● **ENTRIES SHOWN**
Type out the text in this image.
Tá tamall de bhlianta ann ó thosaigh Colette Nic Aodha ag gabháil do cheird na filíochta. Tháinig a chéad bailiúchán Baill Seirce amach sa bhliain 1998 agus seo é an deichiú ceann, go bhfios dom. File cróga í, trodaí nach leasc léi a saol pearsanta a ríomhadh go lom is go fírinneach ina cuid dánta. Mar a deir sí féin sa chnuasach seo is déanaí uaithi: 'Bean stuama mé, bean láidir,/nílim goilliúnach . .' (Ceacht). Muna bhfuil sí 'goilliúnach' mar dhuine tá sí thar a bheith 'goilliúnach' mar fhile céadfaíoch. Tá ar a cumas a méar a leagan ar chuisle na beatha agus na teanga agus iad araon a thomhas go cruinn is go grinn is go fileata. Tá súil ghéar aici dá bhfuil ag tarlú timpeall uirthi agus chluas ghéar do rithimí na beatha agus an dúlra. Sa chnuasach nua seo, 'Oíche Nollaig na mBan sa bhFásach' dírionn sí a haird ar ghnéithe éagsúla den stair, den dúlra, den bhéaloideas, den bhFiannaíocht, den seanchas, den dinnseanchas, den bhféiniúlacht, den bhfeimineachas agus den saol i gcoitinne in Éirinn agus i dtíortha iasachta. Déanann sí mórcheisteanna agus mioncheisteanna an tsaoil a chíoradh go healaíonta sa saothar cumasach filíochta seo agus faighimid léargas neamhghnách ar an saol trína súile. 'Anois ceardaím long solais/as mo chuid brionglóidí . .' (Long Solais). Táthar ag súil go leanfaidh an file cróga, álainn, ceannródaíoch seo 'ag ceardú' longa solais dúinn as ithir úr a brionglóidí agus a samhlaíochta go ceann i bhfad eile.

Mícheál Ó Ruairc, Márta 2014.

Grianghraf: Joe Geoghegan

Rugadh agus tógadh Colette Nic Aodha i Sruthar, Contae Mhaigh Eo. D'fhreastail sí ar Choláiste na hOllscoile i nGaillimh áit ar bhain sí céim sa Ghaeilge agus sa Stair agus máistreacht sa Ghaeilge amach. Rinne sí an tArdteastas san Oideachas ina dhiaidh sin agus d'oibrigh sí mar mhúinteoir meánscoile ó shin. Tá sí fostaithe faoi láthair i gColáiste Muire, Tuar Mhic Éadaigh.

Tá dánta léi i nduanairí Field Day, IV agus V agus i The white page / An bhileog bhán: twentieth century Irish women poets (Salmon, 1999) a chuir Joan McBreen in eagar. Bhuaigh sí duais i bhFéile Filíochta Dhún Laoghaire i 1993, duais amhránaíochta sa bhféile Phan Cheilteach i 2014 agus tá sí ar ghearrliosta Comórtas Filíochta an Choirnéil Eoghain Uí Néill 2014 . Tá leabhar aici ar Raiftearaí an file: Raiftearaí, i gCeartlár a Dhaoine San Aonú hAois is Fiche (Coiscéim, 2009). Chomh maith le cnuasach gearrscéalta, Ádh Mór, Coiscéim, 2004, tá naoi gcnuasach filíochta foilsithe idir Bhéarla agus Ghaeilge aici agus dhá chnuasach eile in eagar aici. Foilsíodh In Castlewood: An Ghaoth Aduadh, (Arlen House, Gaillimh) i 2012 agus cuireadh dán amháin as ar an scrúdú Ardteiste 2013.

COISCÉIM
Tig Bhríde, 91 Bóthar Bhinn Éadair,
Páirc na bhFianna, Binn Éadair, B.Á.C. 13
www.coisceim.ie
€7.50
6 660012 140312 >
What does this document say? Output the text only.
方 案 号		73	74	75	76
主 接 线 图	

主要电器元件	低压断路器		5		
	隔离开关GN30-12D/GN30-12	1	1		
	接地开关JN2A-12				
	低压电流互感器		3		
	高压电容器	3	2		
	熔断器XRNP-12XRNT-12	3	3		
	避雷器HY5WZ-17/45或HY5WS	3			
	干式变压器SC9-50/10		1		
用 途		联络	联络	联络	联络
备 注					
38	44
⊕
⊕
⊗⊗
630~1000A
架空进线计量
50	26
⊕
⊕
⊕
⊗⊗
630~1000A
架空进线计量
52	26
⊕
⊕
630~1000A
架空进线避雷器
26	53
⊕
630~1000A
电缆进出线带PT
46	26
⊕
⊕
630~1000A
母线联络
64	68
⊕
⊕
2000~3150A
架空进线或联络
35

---

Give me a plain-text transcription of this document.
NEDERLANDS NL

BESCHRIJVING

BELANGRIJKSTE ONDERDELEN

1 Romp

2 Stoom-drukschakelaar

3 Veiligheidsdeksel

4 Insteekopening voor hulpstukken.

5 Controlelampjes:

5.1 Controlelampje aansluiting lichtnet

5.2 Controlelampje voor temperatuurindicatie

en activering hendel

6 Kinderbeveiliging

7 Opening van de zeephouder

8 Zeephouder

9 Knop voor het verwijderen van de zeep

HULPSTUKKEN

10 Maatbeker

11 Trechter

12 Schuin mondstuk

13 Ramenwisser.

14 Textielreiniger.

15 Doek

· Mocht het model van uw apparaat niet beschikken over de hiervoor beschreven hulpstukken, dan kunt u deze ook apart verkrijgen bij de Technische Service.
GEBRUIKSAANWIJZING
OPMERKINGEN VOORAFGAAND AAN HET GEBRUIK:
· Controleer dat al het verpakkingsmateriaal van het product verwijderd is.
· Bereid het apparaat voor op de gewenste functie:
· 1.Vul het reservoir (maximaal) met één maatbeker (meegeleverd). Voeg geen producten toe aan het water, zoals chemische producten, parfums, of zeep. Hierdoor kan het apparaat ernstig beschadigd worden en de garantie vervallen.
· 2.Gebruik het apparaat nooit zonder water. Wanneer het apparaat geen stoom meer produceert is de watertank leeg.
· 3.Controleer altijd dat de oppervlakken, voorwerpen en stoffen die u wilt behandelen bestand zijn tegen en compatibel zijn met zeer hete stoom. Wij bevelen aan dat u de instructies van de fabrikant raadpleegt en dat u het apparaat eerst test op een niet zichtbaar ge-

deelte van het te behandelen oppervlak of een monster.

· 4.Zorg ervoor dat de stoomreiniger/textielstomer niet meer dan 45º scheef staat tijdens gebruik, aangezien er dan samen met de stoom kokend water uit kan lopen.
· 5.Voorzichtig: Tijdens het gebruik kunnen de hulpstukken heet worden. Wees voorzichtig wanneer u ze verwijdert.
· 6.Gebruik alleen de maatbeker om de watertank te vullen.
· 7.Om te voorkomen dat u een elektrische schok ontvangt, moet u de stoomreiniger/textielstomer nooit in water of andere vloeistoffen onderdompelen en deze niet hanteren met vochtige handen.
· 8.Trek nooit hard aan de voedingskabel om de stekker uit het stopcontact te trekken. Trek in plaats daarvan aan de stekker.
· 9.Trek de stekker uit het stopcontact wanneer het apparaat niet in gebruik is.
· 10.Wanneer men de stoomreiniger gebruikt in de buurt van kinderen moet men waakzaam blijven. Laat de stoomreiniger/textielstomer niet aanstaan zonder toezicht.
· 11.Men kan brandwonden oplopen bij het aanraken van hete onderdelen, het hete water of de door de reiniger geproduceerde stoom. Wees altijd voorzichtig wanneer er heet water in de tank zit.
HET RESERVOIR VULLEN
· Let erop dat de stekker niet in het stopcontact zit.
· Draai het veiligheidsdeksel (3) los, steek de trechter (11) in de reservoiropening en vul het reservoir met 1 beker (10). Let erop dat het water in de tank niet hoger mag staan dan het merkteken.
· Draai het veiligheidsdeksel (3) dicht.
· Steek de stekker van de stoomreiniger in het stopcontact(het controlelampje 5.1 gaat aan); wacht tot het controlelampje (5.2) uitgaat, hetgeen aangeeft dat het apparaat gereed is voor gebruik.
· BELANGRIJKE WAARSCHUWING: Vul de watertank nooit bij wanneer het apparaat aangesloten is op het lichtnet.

--

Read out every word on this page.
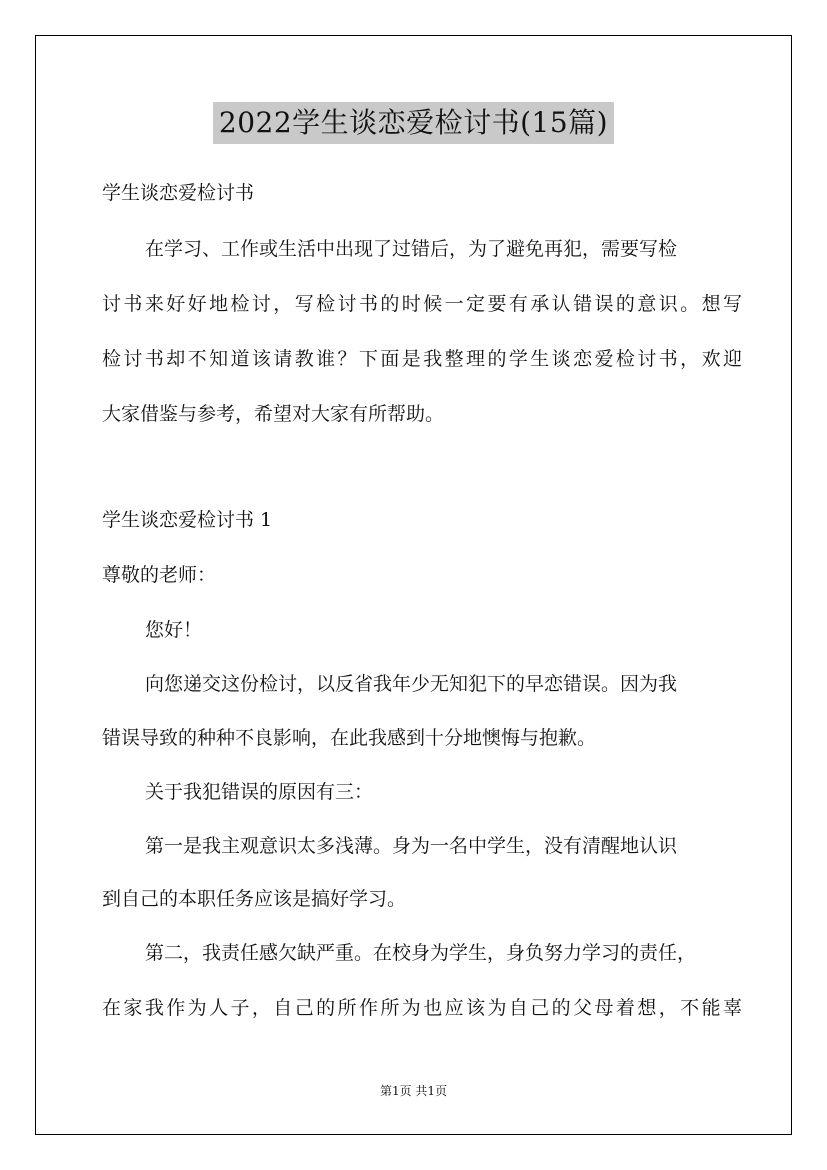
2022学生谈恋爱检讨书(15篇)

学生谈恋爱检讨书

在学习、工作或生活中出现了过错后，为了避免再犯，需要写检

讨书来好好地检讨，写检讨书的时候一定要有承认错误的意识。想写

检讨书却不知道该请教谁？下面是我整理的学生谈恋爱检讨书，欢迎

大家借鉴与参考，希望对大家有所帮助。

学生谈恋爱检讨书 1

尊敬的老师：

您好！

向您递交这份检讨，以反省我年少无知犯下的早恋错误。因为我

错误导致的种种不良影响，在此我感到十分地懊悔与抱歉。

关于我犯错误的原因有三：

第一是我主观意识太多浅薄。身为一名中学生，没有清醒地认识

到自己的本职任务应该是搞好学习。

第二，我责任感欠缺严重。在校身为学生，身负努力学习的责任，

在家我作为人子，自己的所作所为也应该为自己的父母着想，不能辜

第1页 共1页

● **REQUEST**
Select all lines with the word "stopcontact" from the entries above.

● **SOLUTION FOR THIS TASK**
· 8.Trek nooit hard aan de voedingskabel om de stekker uit het stopcontact te trekken. Trek in plaats daarvan aan de stekker.
· 9.Trek de stekker uit het stopcontact wanneer het apparaat niet in gebruik is.
· Let erop dat de stekker niet in het stopcontact zit.
· Steek de stekker van de stoomreiniger in het stopcontact(het controlelampje 5.1 gaat aan); wacht tot het controlelampje (5.2) uitgaat, hetgeen aangeeft dat het apparaat gereed is voor gebruik.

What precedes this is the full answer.